Stored data entries:
┌────────

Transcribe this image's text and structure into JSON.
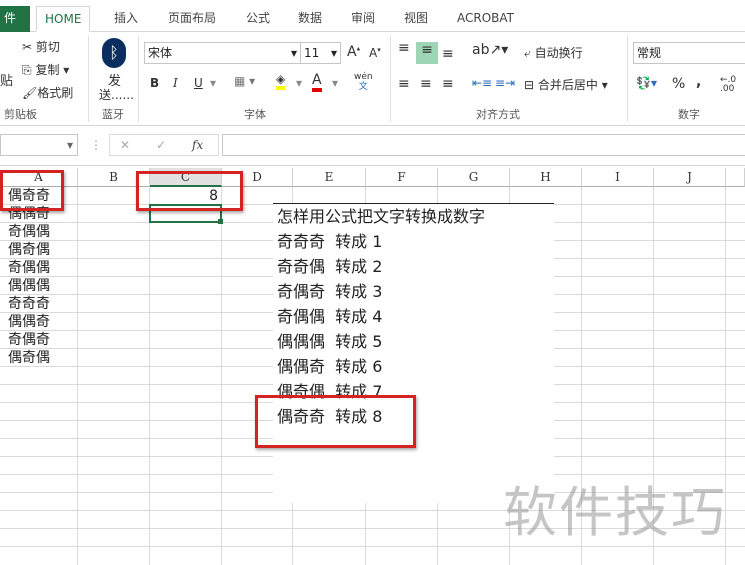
{
  "tabs": [
    "件",
    "HOME",
    "插入",
    "页面布局",
    "公式",
    "数据",
    "审阅",
    "视图",
    "ACROBAT"
  ],
  "ribbon": {
    "paste": "贴",
    "cut": "剪切",
    "copy": "复制",
    "format_painter": "格式刷",
    "clipboard": "剪贴板",
    "send": "发",
    "send2": "送......",
    "bluetooth": "蓝牙",
    "font_name": "宋体",
    "font_size": "11",
    "bold": "B",
    "italic": "I",
    "underline": "U",
    "font_group": "字体",
    "wen": "wén",
    "wrap": "自动换行",
    "merge": "合并后居中",
    "align_group": "对齐方式",
    "number_format": "常规",
    "percent": "%",
    "comma": ",",
    "number_group": "数字"
  },
  "formula": {
    "fx": "fx",
    "cancel": "✕",
    "enter": "✓",
    "value": ""
  },
  "columns": [
    "A",
    "B",
    "C",
    "D",
    "E",
    "F",
    "G",
    "H",
    "I",
    "J"
  ],
  "col_a": [
    "偶奇奇",
    "偶偶奇",
    "奇偶偶",
    "偶奇偶",
    "奇偶偶",
    "偶偶偶",
    "奇奇奇",
    "偶偶奇",
    "奇偶奇",
    "偶奇偶"
  ],
  "c1": "8",
  "note": [
    "怎样用公式把文字转换成数字",
    "奇奇奇  转成 1",
    "奇奇偶  转成 2",
    "奇偶奇  转成 3",
    "奇偶偶  转成 4",
    "偶偶偶  转成 5",
    "偶偶奇  转成 6",
    "偶奇偶  转成 7",
    "偶奇奇  转成 8"
  ],
  "watermark": "软件技巧",
  "colors": {
    "accent": "#217346",
    "highlight": "#d42323"
  }
}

└────────

EXERCISE:
Copy every record character for character. Skip the pictures.

REPLY TO THE TASK:
Transcribe this image's text and structure into JSON.
{
  "tabs": [
    "件",
    "HOME",
    "插入",
    "页面布局",
    "公式",
    "数据",
    "审阅",
    "视图",
    "ACROBAT"
  ],
  "ribbon": {
    "paste": "贴",
    "cut": "剪切",
    "copy": "复制",
    "format_painter": "格式刷",
    "clipboard": "剪贴板",
    "send": "发",
    "send2": "送......",
    "bluetooth": "蓝牙",
    "font_name": "宋体",
    "font_size": "11",
    "bold": "B",
    "italic": "I",
    "underline": "U",
    "font_group": "字体",
    "wen": "wén",
    "wrap": "自动换行",
    "merge": "合并后居中",
    "align_group": "对齐方式",
    "number_format": "常规",
    "percent": "%",
    "comma": ",",
    "number_group": "数字"
  },
  "formula": {
    "fx": "fx",
    "cancel": "✕",
    "enter": "✓",
    "value": ""
  },
  "columns": [
    "A",
    "B",
    "C",
    "D",
    "E",
    "F",
    "G",
    "H",
    "I",
    "J"
  ],
  "col_a": [
    "偶奇奇",
    "偶偶奇",
    "奇偶偶",
    "偶奇偶",
    "奇偶偶",
    "偶偶偶",
    "奇奇奇",
    "偶偶奇",
    "奇偶奇",
    "偶奇偶"
  ],
  "c1": "8",
  "note": [
    "怎样用公式把文字转换成数字",
    "奇奇奇  转成 1",
    "奇奇偶  转成 2",
    "奇偶奇  转成 3",
    "奇偶偶  转成 4",
    "偶偶偶  转成 5",
    "偶偶奇  转成 6",
    "偶奇偶  转成 7",
    "偶奇奇  转成 8"
  ],
  "watermark": "软件技巧",
  "colors": {
    "accent": "#217346",
    "highlight": "#d42323"
  }
}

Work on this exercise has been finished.